-- Set problem --
Return the material below in full and exactly.

=== Source data ===

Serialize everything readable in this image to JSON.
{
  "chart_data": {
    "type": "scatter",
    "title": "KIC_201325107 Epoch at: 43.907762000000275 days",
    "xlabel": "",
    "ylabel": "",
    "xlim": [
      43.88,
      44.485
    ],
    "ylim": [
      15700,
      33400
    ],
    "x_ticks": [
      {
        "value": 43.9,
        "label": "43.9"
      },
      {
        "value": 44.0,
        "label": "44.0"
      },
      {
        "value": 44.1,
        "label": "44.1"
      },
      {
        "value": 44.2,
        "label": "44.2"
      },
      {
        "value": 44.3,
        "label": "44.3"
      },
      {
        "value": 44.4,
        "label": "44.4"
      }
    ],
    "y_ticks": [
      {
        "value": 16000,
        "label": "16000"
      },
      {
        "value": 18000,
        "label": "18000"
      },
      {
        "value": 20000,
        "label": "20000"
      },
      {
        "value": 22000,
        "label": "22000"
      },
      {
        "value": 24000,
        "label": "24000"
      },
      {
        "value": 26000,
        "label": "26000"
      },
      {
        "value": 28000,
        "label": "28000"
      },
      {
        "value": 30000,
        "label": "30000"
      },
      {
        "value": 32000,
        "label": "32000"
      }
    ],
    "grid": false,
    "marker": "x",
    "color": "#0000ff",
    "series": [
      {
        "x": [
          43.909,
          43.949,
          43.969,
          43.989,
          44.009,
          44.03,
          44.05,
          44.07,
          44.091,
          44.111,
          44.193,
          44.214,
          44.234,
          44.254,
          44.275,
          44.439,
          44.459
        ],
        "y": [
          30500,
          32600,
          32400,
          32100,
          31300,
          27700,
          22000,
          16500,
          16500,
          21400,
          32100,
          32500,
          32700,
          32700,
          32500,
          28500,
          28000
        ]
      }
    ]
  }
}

===

-- Reply to the task --
Serialize everything readable in this image to JSON.
{
  "chart_data": {
    "type": "scatter",
    "title": "KIC_201325107 Epoch at: 43.907762000000275 days",
    "xlabel": "",
    "ylabel": "",
    "xlim": [
      43.88,
      44.485
    ],
    "ylim": [
      15700,
      33400
    ],
    "x_ticks": [
      {
        "value": 43.9,
        "label": "43.9"
      },
      {
        "value": 44.0,
        "label": "44.0"
      },
      {
        "value": 44.1,
        "label": "44.1"
      },
      {
        "value": 44.2,
        "label": "44.2"
      },
      {
        "value": 44.3,
        "label": "44.3"
      },
      {
        "value": 44.4,
        "label": "44.4"
      }
    ],
    "y_ticks": [
      {
        "value": 16000,
        "label": "16000"
      },
      {
        "value": 18000,
        "label": "18000"
      },
      {
        "value": 20000,
        "label": "20000"
      },
      {
        "value": 22000,
        "label": "22000"
      },
      {
        "value": 24000,
        "label": "24000"
      },
      {
        "value": 26000,
        "label": "26000"
      },
      {
        "value": 28000,
        "label": "28000"
      },
      {
        "value": 30000,
        "label": "30000"
      },
      {
        "value": 32000,
        "label": "32000"
      }
    ],
    "grid": false,
    "marker": "x",
    "color": "#0000ff",
    "series": [
      {
        "x": [
          43.909,
          43.949,
          43.969,
          43.989,
          44.009,
          44.03,
          44.05,
          44.07,
          44.091,
          44.111,
          44.193,
          44.214,
          44.234,
          44.254,
          44.275,
          44.439,
          44.459
        ],
        "y": [
          30500,
          32600,
          32400,
          32100,
          31300,
          27700,
          22000,
          16500,
          16500,
          21400,
          32100,
          32500,
          32700,
          32700,
          32500,
          28500,
          28000
        ]
      }
    ]
  }
}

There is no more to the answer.